** begin RAW RECORDS **

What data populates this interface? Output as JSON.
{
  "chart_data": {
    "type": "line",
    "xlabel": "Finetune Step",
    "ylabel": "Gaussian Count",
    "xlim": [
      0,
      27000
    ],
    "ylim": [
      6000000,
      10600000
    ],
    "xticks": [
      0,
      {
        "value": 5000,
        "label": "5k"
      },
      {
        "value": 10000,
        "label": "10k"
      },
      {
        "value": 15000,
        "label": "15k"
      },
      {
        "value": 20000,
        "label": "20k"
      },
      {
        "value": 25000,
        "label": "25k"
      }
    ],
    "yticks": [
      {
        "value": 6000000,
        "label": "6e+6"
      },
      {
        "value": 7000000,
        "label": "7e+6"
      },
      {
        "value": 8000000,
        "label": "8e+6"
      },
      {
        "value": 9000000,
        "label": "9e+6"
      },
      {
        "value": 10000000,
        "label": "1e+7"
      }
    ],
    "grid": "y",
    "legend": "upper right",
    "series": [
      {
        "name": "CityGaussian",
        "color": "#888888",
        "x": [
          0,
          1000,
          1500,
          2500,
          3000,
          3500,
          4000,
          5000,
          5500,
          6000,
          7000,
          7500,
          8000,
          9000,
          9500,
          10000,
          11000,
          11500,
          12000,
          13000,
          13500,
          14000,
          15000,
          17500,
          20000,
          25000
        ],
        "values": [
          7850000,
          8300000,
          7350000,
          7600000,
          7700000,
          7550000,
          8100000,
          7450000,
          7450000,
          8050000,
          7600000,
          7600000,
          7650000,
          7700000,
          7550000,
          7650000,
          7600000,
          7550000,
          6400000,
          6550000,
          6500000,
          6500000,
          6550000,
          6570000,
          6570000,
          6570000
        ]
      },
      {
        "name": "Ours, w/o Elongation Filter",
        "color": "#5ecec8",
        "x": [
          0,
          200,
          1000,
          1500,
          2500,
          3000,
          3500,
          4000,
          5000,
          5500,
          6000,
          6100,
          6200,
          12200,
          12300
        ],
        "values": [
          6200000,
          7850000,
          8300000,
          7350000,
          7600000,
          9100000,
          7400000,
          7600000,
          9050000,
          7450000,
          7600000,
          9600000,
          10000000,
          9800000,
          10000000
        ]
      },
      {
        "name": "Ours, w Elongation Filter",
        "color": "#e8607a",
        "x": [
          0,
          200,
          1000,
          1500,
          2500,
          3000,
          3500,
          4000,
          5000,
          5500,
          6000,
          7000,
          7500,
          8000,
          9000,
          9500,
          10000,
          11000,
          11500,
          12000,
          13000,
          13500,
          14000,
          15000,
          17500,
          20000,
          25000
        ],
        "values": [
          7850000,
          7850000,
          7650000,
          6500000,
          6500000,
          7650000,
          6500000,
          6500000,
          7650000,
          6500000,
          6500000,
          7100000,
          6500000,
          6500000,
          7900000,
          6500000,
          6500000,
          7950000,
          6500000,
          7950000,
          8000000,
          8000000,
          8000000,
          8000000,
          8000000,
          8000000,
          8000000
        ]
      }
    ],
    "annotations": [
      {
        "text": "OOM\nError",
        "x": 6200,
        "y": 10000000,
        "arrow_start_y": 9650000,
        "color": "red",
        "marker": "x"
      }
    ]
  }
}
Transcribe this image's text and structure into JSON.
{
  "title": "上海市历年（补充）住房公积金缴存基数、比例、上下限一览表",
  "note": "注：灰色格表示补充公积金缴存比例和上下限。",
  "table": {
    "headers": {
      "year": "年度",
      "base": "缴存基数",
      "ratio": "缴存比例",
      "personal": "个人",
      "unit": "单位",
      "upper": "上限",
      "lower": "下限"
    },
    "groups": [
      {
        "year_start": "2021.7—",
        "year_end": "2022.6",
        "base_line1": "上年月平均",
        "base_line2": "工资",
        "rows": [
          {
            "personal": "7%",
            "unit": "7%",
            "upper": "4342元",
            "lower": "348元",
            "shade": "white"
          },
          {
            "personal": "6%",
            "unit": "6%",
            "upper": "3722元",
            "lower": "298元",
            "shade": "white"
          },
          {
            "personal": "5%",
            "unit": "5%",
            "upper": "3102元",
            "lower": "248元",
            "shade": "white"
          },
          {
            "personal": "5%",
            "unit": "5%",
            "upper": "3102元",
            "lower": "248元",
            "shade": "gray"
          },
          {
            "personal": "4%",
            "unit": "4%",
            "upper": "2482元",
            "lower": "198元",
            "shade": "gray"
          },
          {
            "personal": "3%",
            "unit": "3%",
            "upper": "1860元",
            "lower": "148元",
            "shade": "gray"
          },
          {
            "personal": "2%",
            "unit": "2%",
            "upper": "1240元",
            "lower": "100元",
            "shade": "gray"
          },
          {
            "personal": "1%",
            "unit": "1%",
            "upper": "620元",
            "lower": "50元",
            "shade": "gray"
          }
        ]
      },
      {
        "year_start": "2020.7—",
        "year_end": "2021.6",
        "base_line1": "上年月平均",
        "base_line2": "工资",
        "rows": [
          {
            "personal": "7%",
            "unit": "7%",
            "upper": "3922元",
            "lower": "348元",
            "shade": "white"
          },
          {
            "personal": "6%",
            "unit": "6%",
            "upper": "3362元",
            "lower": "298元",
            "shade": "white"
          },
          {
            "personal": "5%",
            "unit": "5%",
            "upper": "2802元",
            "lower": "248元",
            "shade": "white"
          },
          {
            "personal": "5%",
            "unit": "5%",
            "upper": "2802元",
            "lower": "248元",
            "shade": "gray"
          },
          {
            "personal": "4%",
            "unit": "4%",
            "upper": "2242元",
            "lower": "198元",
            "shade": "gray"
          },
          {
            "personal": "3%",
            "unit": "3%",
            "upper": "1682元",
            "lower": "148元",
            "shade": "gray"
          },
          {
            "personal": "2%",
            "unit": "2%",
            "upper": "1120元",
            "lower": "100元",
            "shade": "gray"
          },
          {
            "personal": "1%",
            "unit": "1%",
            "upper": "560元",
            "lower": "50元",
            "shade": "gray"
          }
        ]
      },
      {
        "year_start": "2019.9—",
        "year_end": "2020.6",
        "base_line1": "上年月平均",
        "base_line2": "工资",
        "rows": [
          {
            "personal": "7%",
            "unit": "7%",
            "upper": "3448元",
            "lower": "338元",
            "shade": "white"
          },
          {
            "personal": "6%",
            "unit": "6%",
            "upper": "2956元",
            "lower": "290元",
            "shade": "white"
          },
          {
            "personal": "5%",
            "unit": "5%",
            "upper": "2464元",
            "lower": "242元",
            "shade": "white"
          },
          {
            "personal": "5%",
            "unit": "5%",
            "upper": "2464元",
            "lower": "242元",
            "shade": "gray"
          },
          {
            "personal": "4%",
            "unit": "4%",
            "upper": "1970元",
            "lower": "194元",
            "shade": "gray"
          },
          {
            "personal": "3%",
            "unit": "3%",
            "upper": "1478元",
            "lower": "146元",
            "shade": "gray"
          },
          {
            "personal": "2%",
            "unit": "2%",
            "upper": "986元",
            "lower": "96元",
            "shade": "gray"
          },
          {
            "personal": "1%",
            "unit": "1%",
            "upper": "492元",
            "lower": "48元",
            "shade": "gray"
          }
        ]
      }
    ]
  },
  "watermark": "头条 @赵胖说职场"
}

** end RAW RECORDS **

# INSTRUCTION
Transcribe the material exactly as it reads.

# SOLUTION FOR THIS TASK
What data populates this interface? Output as JSON.
{
  "chart_data": {
    "type": "line",
    "xlabel": "Finetune Step",
    "ylabel": "Gaussian Count",
    "xlim": [
      0,
      27000
    ],
    "ylim": [
      6000000,
      10600000
    ],
    "xticks": [
      0,
      {
        "value": 5000,
        "label": "5k"
      },
      {
        "value": 10000,
        "label": "10k"
      },
      {
        "value": 15000,
        "label": "15k"
      },
      {
        "value": 20000,
        "label": "20k"
      },
      {
        "value": 25000,
        "label": "25k"
      }
    ],
    "yticks": [
      {
        "value": 6000000,
        "label": "6e+6"
      },
      {
        "value": 7000000,
        "label": "7e+6"
      },
      {
        "value": 8000000,
        "label": "8e+6"
      },
      {
        "value": 9000000,
        "label": "9e+6"
      },
      {
        "value": 10000000,
        "label": "1e+7"
      }
    ],
    "grid": "y",
    "legend": "upper right",
    "series": [
      {
        "name": "CityGaussian",
        "color": "#888888",
        "x": [
          0,
          1000,
          1500,
          2500,
          3000,
          3500,
          4000,
          5000,
          5500,
          6000,
          7000,
          7500,
          8000,
          9000,
          9500,
          10000,
          11000,
          11500,
          12000,
          13000,
          13500,
          14000,
          15000,
          17500,
          20000,
          25000
        ],
        "values": [
          7850000,
          8300000,
          7350000,
          7600000,
          7700000,
          7550000,
          8100000,
          7450000,
          7450000,
          8050000,
          7600000,
          7600000,
          7650000,
          7700000,
          7550000,
          7650000,
          7600000,
          7550000,
          6400000,
          6550000,
          6500000,
          6500000,
          6550000,
          6570000,
          6570000,
          6570000
        ]
      },
      {
        "name": "Ours, w/o Elongation Filter",
        "color": "#5ecec8",
        "x": [
          0,
          200,
          1000,
          1500,
          2500,
          3000,
          3500,
          4000,
          5000,
          5500,
          6000,
          6100,
          6200,
          12200,
          12300
        ],
        "values": [
          6200000,
          7850000,
          8300000,
          7350000,
          7600000,
          9100000,
          7400000,
          7600000,
          9050000,
          7450000,
          7600000,
          9600000,
          10000000,
          9800000,
          10000000
        ]
      },
      {
        "name": "Ours, w Elongation Filter",
        "color": "#e8607a",
        "x": [
          0,
          200,
          1000,
          1500,
          2500,
          3000,
          3500,
          4000,
          5000,
          5500,
          6000,
          7000,
          7500,
          8000,
          9000,
          9500,
          10000,
          11000,
          11500,
          12000,
          13000,
          13500,
          14000,
          15000,
          17500,
          20000,
          25000
        ],
        "values": [
          7850000,
          7850000,
          7650000,
          6500000,
          6500000,
          7650000,
          6500000,
          6500000,
          7650000,
          6500000,
          6500000,
          7100000,
          6500000,
          6500000,
          7900000,
          6500000,
          6500000,
          7950000,
          6500000,
          7950000,
          8000000,
          8000000,
          8000000,
          8000000,
          8000000,
          8000000,
          8000000
        ]
      }
    ],
    "annotations": [
      {
        "text": "OOM\nError",
        "x": 6200,
        "y": 10000000,
        "arrow_start_y": 9650000,
        "color": "red",
        "marker": "x"
      }
    ]
  }
}
Transcribe this image's text and structure into JSON.
{
  "title": "上海市历年（补充）住房公积金缴存基数、比例、上下限一览表",
  "note": "注：灰色格表示补充公积金缴存比例和上下限。",
  "table": {
    "headers": {
      "year": "年度",
      "base": "缴存基数",
      "ratio": "缴存比例",
      "personal": "个人",
      "unit": "单位",
      "upper": "上限",
      "lower": "下限"
    },
    "groups": [
      {
        "year_start": "2021.7—",
        "year_end": "2022.6",
        "base_line1": "上年月平均",
        "base_line2": "工资",
        "rows": [
          {
            "personal": "7%",
            "unit": "7%",
            "upper": "4342元",
            "lower": "348元",
            "shade": "white"
          },
          {
            "personal": "6%",
            "unit": "6%",
            "upper": "3722元",
            "lower": "298元",
            "shade": "white"
          },
          {
            "personal": "5%",
            "unit": "5%",
            "upper": "3102元",
            "lower": "248元",
            "shade": "white"
          },
          {
            "personal": "5%",
            "unit": "5%",
            "upper": "3102元",
            "lower": "248元",
            "shade": "gray"
          },
          {
            "personal": "4%",
            "unit": "4%",
            "upper": "2482元",
            "lower": "198元",
            "shade": "gray"
          },
          {
            "personal": "3%",
            "unit": "3%",
            "upper": "1860元",
            "lower": "148元",
            "shade": "gray"
          },
          {
            "personal": "2%",
            "unit": "2%",
            "upper": "1240元",
            "lower": "100元",
            "shade": "gray"
          },
          {
            "personal": "1%",
            "unit": "1%",
            "upper": "620元",
            "lower": "50元",
            "shade": "gray"
          }
        ]
      },
      {
        "year_start": "2020.7—",
        "year_end": "2021.6",
        "base_line1": "上年月平均",
        "base_line2": "工资",
        "rows": [
          {
            "personal": "7%",
            "unit": "7%",
            "upper": "3922元",
            "lower": "348元",
            "shade": "white"
          },
          {
            "personal": "6%",
            "unit": "6%",
            "upper": "3362元",
            "lower": "298元",
            "shade": "white"
          },
          {
            "personal": "5%",
            "unit": "5%",
            "upper": "2802元",
            "lower": "248元",
            "shade": "white"
          },
          {
            "personal": "5%",
            "unit": "5%",
            "upper": "2802元",
            "lower": "248元",
            "shade": "gray"
          },
          {
            "personal": "4%",
            "unit": "4%",
            "upper": "2242元",
            "lower": "198元",
            "shade": "gray"
          },
          {
            "personal": "3%",
            "unit": "3%",
            "upper": "1682元",
            "lower": "148元",
            "shade": "gray"
          },
          {
            "personal": "2%",
            "unit": "2%",
            "upper": "1120元",
            "lower": "100元",
            "shade": "gray"
          },
          {
            "personal": "1%",
            "unit": "1%",
            "upper": "560元",
            "lower": "50元",
            "shade": "gray"
          }
        ]
      },
      {
        "year_start": "2019.9—",
        "year_end": "2020.6",
        "base_line1": "上年月平均",
        "base_line2": "工资",
        "rows": [
          {
            "personal": "7%",
            "unit": "7%",
            "upper": "3448元",
            "lower": "338元",
            "shade": "white"
          },
          {
            "personal": "6%",
            "unit": "6%",
            "upper": "2956元",
            "lower": "290元",
            "shade": "white"
          },
          {
            "personal": "5%",
            "unit": "5%",
            "upper": "2464元",
            "lower": "242元",
            "shade": "white"
          },
          {
            "personal": "5%",
            "unit": "5%",
            "upper": "2464元",
            "lower": "242元",
            "shade": "gray"
          },
          {
            "personal": "4%",
            "unit": "4%",
            "upper": "1970元",
            "lower": "194元",
            "shade": "gray"
          },
          {
            "personal": "3%",
            "unit": "3%",
            "upper": "1478元",
            "lower": "146元",
            "shade": "gray"
          },
          {
            "personal": "2%",
            "unit": "2%",
            "upper": "986元",
            "lower": "96元",
            "shade": "gray"
          },
          {
            "personal": "1%",
            "unit": "1%",
            "upper": "492元",
            "lower": "48元",
            "shade": "gray"
          }
        ]
      }
    ]
  },
  "watermark": "头条 @赵胖说职场"
}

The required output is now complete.